Task statement:
Spot each line in the records below where the word "this" occurs, then copy it.

Exercise materials:

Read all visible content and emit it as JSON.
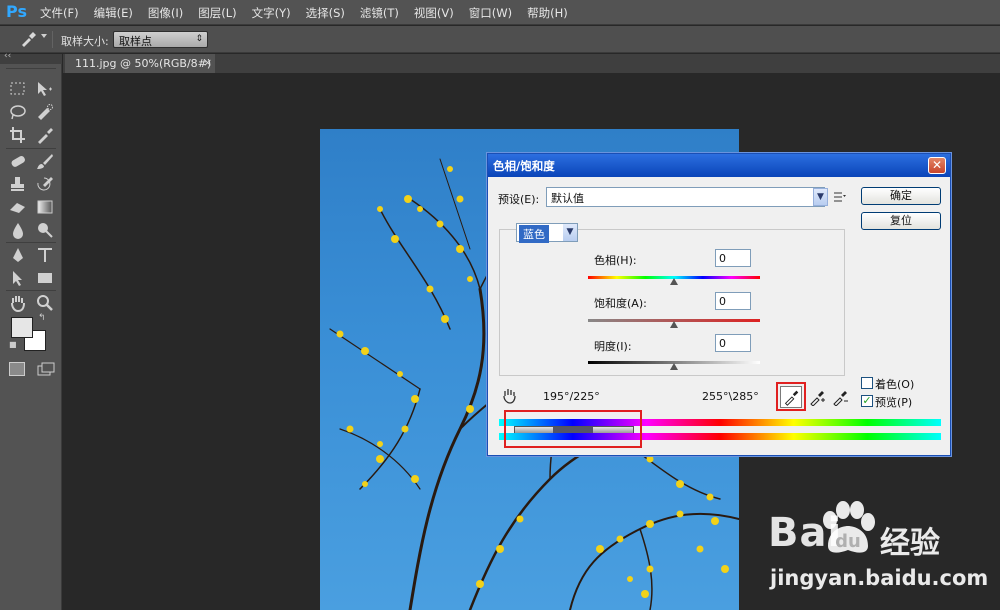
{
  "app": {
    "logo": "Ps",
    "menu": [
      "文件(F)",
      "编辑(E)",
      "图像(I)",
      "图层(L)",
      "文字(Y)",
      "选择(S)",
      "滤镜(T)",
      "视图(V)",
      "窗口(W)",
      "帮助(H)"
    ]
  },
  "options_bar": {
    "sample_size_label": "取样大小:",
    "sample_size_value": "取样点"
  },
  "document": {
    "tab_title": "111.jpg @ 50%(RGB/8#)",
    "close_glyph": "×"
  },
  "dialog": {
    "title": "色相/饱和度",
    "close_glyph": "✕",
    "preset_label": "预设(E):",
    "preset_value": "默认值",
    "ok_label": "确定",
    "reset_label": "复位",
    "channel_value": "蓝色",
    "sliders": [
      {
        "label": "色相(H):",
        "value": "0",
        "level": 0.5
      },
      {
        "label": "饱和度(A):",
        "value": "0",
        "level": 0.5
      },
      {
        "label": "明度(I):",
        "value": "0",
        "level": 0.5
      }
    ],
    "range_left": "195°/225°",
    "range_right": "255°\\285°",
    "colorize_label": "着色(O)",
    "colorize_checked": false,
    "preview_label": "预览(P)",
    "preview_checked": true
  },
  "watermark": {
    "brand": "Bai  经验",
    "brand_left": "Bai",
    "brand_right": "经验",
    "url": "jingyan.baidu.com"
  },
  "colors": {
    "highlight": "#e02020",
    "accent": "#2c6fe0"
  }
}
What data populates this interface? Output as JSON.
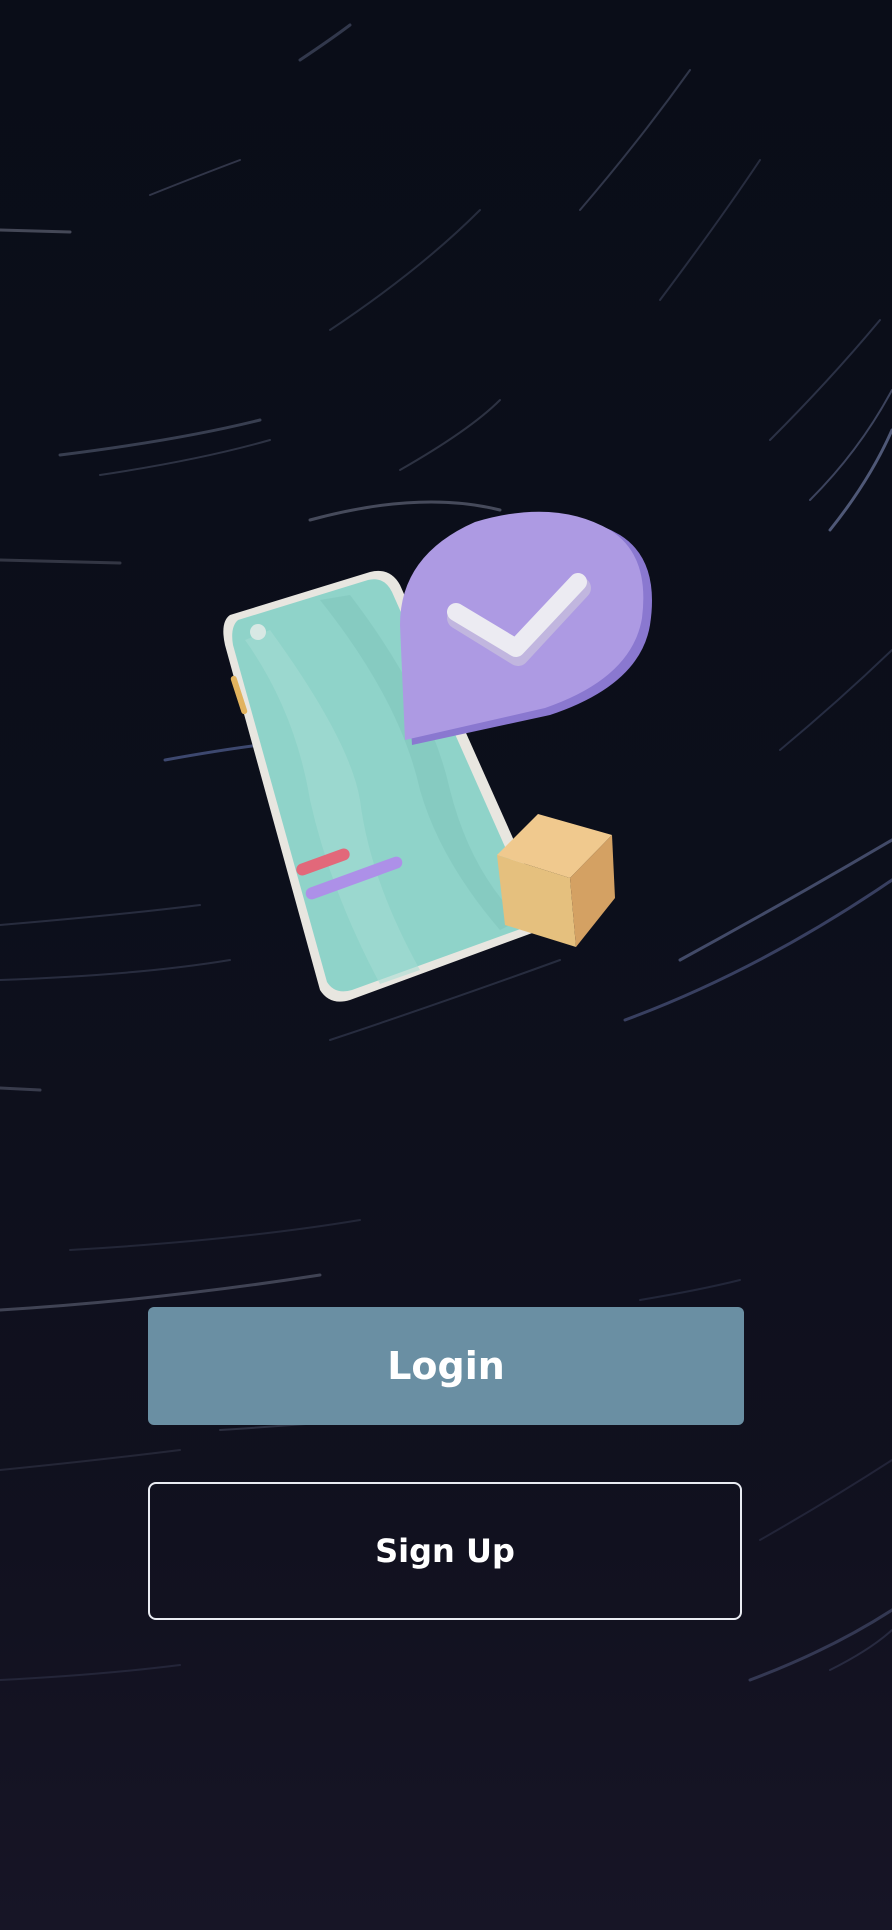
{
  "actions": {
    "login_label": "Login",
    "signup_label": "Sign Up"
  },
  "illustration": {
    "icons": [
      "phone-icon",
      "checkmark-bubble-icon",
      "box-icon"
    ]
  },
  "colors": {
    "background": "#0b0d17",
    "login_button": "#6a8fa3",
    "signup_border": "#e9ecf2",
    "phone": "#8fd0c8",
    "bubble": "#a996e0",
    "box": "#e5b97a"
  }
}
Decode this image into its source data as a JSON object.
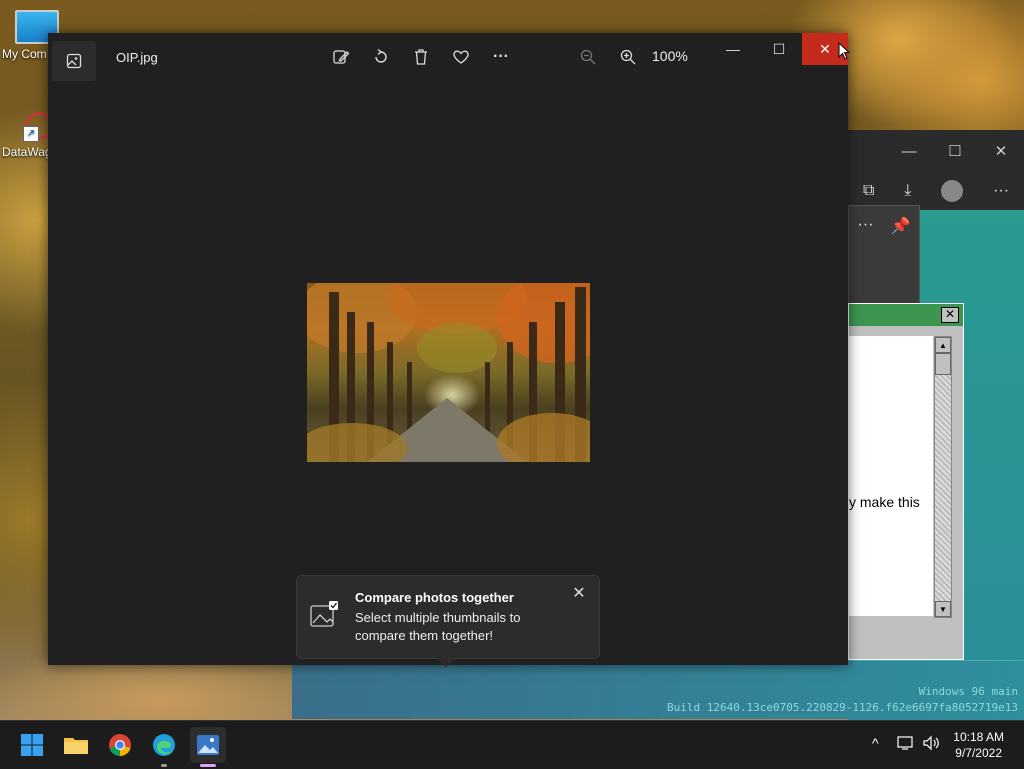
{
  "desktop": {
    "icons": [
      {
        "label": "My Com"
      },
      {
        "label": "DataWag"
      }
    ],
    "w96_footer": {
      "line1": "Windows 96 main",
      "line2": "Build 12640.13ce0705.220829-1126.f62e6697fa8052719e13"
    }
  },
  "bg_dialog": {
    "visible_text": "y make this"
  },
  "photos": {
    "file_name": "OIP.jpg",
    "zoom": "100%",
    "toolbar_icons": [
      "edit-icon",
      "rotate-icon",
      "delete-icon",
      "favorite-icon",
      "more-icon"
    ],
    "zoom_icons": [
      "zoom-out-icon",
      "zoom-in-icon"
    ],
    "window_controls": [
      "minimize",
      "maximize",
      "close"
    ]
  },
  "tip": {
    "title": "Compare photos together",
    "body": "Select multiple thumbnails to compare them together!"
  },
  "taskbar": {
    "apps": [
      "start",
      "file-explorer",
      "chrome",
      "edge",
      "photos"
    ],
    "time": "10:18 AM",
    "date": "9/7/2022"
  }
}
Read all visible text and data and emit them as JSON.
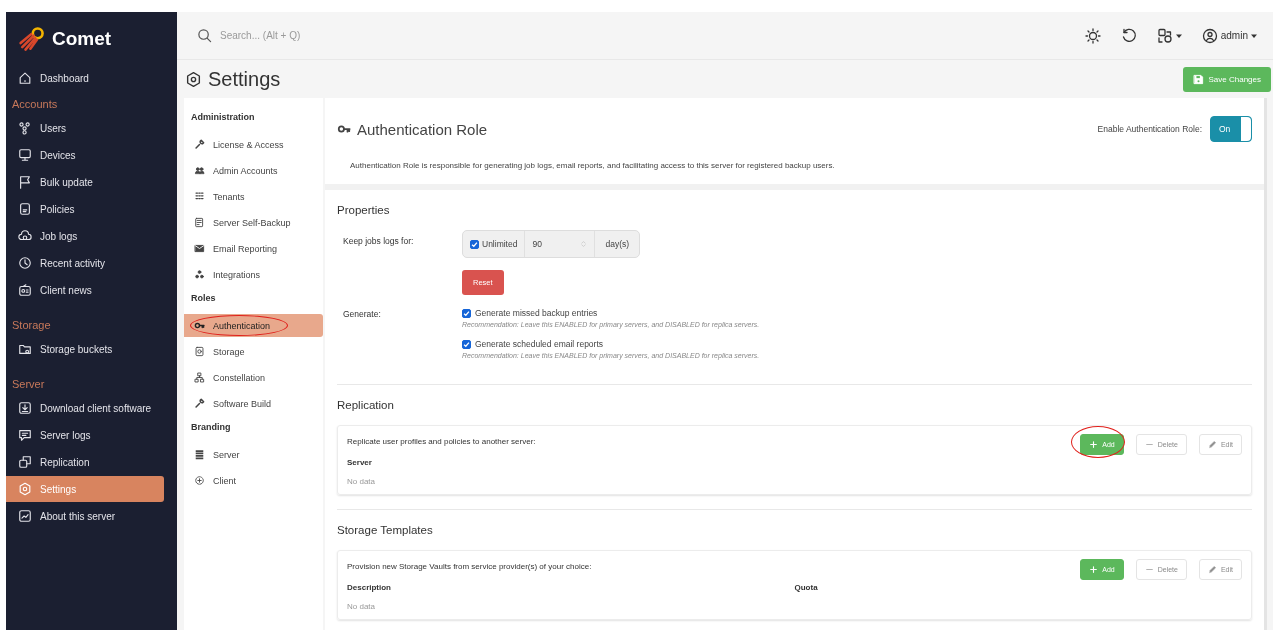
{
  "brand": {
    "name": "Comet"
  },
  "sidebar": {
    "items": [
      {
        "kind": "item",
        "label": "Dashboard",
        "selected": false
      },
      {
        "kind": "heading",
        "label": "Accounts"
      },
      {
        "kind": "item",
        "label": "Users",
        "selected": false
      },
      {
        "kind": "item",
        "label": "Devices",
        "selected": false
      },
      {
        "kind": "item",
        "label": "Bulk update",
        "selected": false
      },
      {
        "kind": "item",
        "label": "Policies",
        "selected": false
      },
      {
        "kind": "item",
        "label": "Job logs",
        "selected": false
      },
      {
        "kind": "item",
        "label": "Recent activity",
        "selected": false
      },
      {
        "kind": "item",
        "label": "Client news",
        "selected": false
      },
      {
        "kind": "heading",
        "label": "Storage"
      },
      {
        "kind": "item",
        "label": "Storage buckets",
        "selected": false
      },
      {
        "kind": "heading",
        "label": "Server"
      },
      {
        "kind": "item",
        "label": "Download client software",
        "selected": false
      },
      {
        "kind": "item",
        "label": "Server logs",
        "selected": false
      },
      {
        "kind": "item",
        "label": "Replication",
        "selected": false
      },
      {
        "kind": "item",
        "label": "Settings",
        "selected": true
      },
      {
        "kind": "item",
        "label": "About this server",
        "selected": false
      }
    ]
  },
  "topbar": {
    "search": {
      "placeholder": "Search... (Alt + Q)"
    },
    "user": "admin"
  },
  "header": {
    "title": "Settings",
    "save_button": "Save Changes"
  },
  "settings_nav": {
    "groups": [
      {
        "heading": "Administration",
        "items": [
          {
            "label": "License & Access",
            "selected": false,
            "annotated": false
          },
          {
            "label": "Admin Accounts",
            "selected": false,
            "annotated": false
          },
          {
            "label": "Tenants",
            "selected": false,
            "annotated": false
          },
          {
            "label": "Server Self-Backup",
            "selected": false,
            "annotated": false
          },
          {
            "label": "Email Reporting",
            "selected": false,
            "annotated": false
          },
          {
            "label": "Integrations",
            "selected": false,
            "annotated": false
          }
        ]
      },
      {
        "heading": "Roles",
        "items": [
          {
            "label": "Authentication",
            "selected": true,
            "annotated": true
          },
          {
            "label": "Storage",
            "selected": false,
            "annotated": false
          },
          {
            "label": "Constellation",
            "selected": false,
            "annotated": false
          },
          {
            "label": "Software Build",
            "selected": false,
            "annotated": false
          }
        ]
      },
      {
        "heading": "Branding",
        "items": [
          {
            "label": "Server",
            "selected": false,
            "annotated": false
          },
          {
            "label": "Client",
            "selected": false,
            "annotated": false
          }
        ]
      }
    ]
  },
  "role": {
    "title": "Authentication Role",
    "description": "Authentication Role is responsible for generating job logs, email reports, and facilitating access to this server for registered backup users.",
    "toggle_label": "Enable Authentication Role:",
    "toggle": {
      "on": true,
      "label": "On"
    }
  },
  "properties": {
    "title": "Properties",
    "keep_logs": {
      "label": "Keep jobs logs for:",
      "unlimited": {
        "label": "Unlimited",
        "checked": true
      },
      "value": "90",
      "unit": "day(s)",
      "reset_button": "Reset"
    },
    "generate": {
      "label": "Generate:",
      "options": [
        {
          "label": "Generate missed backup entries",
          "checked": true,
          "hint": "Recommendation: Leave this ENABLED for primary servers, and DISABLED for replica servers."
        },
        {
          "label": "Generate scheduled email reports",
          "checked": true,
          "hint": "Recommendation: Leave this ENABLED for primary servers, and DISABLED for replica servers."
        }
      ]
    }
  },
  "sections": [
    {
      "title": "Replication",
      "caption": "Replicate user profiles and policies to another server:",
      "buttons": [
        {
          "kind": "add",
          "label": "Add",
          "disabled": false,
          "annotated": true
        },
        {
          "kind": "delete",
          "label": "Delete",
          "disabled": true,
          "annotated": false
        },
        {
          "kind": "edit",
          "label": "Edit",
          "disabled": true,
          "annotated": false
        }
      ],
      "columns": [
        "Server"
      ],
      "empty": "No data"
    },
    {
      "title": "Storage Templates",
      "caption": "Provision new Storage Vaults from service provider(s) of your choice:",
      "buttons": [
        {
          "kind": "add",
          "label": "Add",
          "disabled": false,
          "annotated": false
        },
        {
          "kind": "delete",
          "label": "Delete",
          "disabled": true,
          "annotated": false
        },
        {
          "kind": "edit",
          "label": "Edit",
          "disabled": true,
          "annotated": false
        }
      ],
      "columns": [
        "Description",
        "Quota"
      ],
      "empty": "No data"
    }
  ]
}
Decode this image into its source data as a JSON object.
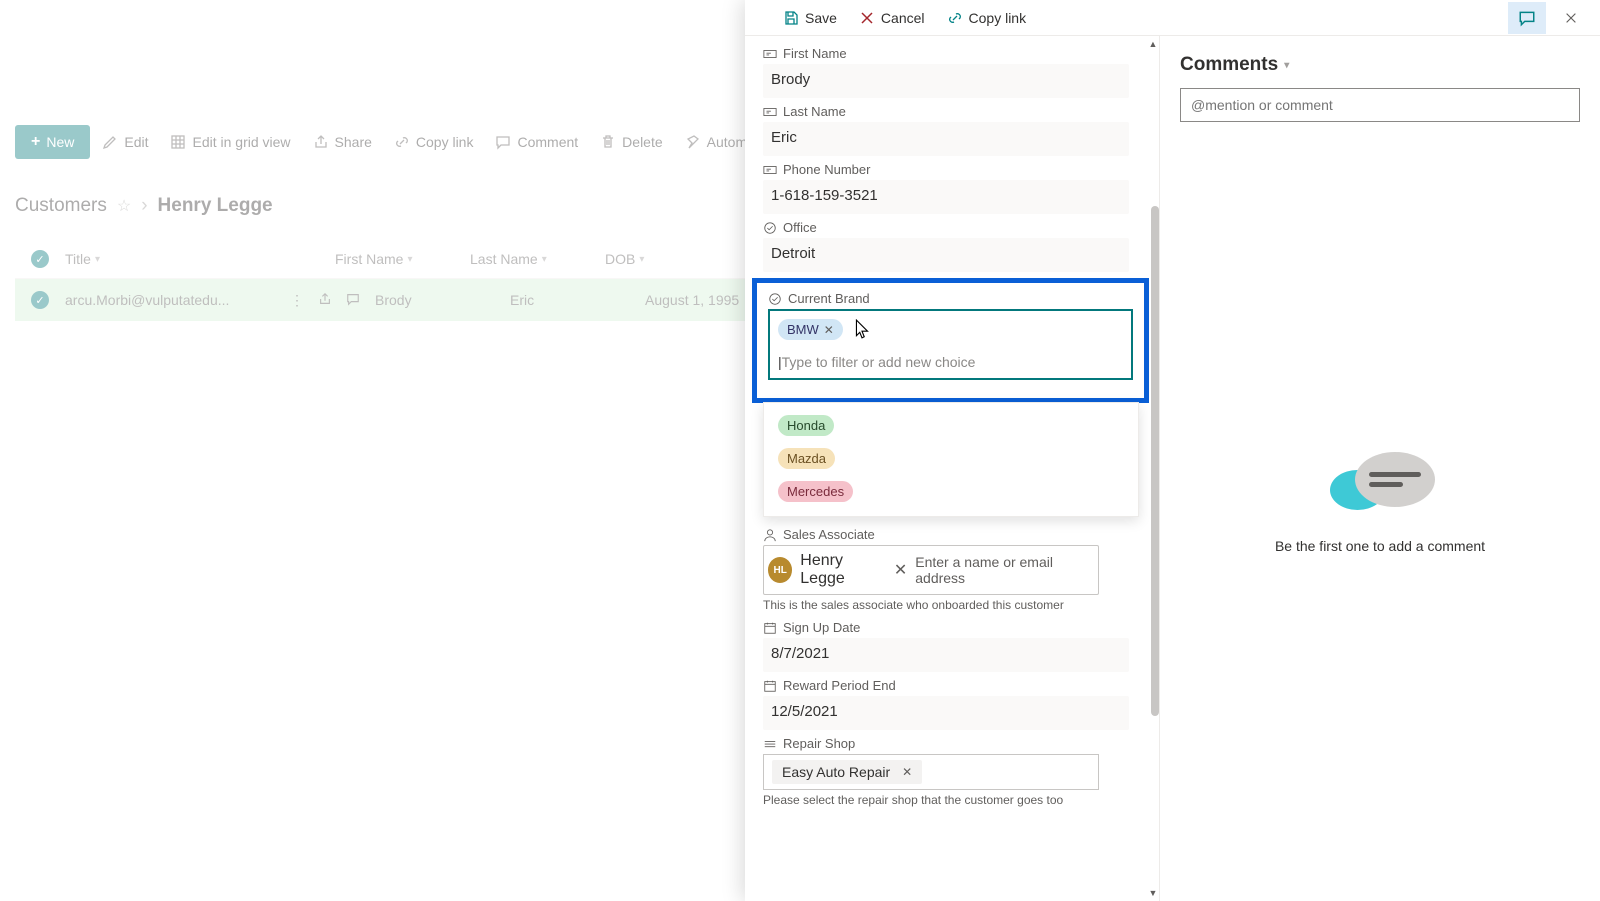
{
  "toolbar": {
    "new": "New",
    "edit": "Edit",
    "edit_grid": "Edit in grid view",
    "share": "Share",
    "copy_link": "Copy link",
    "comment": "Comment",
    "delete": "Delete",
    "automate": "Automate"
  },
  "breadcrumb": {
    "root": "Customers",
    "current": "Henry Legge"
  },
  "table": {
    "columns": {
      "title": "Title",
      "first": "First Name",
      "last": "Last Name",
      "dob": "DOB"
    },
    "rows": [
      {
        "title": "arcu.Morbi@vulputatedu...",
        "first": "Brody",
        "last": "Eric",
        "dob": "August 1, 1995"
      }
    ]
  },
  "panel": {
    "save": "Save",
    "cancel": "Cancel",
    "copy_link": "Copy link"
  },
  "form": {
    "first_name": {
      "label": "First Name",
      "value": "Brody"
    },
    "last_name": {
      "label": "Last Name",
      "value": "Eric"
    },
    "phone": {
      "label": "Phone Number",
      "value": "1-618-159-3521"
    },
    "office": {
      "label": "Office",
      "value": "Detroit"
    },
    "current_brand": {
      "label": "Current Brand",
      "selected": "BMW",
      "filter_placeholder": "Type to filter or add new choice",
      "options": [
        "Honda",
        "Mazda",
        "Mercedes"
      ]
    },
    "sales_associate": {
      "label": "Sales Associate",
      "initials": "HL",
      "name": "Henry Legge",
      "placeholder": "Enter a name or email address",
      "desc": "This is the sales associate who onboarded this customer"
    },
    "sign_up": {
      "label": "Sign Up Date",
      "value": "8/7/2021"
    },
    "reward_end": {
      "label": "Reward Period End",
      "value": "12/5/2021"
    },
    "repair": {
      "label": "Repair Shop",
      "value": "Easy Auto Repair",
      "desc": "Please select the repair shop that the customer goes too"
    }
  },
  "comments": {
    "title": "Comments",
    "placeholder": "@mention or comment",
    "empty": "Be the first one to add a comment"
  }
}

Expected output:
What data populates this interface? Output as JSON.
Decode this image into its source data as a JSON object.
    "visible_text": "y make this"
        "label": "About this server",
    "description": "Authentication Role is responsible for generating job logs, email reports, and facilitating access to this server for registered backup users.",
          "hint": "Recommendation: Leave this ENABLED for primary servers, and DISABLED for replica servers."
          "hint": "Recommendation: Leave this ENABLED for primary servers, and DISABLED for replica servers."
Decode this image into its source data as a JSON object.
      "desc": "This is the sales associate who onboarded this customer"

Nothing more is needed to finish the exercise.